Directions: Search the records that follow and extract every line containing the string "science".

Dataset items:
● ● ● ●
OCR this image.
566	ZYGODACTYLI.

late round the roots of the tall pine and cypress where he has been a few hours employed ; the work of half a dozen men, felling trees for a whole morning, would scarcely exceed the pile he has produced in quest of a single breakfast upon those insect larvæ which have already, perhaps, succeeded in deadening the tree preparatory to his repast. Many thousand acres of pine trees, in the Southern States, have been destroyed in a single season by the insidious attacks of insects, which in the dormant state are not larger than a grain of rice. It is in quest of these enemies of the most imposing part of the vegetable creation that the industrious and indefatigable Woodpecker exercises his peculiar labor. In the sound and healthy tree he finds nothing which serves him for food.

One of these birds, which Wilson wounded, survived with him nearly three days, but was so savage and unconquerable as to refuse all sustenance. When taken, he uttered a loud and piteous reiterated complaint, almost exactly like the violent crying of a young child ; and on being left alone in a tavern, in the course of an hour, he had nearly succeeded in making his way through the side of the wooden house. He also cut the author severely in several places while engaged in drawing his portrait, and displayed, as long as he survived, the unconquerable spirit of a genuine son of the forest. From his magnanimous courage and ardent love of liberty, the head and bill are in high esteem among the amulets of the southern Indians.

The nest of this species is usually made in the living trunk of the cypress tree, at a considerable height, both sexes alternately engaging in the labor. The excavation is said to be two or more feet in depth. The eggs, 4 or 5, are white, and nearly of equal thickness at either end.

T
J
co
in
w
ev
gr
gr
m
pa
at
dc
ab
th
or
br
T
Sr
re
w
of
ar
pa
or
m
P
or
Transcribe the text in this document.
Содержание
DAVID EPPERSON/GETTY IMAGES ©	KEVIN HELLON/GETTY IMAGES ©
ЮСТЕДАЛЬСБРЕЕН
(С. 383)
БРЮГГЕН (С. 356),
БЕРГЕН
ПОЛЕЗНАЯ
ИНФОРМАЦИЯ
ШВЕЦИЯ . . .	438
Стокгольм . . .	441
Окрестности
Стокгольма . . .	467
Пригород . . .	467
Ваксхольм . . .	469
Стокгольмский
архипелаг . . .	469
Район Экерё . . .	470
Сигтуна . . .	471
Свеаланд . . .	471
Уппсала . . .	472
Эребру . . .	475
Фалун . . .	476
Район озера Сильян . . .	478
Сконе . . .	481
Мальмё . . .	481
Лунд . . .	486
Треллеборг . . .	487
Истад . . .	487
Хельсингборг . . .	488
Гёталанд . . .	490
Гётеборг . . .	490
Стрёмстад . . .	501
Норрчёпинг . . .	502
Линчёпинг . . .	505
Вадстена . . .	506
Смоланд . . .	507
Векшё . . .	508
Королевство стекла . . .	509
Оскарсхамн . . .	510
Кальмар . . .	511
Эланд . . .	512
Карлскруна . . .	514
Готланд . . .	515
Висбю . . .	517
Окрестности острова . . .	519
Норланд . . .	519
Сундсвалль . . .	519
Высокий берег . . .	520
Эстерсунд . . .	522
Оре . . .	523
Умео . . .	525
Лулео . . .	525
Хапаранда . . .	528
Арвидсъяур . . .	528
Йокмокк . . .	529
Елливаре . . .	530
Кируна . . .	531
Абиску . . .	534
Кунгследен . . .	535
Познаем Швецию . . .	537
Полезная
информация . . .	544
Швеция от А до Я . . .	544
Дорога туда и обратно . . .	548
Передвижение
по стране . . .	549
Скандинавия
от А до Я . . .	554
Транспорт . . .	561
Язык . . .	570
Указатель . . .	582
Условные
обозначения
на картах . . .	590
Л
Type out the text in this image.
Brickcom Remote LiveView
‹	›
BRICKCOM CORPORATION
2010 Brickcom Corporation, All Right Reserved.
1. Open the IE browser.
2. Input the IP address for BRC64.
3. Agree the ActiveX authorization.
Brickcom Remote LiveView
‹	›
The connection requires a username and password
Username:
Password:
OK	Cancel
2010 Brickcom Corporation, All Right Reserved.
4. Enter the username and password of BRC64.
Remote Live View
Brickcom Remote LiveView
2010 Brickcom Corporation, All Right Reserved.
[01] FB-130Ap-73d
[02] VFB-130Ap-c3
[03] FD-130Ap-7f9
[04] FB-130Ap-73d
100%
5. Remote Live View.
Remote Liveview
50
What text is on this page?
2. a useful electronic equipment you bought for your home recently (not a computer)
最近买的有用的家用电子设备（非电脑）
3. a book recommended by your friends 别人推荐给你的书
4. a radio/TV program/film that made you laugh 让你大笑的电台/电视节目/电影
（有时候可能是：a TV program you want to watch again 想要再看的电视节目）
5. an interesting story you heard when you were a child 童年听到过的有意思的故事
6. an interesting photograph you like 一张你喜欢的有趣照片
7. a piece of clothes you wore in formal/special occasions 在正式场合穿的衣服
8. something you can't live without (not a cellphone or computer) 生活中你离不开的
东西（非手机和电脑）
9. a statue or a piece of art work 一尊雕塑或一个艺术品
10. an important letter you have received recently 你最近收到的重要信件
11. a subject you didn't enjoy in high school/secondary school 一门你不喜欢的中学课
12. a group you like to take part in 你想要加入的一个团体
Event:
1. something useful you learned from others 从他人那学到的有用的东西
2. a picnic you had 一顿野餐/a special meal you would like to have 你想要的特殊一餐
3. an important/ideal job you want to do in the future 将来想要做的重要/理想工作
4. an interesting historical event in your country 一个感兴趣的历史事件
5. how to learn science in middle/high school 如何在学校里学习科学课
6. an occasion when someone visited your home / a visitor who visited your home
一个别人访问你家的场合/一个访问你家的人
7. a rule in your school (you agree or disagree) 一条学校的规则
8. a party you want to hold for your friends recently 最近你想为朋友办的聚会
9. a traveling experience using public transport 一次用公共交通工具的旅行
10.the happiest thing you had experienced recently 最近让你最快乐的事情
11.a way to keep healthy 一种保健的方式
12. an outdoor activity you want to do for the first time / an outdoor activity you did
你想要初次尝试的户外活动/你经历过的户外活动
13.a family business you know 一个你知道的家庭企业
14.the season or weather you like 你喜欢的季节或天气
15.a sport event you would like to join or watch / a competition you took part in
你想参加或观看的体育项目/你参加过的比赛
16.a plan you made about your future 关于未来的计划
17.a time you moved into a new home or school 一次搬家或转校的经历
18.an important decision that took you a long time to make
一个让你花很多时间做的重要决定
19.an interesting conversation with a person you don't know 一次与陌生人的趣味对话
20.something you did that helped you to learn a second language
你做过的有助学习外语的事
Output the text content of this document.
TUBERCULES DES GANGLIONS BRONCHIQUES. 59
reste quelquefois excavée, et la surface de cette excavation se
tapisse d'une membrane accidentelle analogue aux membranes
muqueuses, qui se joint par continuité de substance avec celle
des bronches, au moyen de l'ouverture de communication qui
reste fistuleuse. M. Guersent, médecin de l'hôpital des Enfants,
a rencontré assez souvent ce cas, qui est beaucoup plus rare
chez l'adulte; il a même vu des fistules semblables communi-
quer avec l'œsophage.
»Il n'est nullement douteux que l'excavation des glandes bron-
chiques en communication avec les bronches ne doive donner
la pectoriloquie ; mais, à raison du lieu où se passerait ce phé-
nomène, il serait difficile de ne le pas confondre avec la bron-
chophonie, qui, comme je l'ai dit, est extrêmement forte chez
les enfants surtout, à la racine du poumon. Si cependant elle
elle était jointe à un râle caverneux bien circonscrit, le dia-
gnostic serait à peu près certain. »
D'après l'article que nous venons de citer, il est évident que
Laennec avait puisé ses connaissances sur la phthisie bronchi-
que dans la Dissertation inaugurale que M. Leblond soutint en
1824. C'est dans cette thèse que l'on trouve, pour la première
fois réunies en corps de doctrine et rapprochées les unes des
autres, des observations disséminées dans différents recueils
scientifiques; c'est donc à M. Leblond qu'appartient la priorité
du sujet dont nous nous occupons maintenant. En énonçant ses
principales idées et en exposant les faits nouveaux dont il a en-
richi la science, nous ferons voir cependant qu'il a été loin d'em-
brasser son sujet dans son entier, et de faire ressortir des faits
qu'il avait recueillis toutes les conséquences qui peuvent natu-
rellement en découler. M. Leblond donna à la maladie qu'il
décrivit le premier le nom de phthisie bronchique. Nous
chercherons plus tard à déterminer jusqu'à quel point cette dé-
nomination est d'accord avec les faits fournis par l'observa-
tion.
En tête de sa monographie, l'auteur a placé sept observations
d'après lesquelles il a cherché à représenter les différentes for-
● ● ● ●
Finished exercise:
5. how to learn science in middle/high school 如何在学校里学习科学课
richi la science, nous ferons voir cependant qu'il a été loin d'em-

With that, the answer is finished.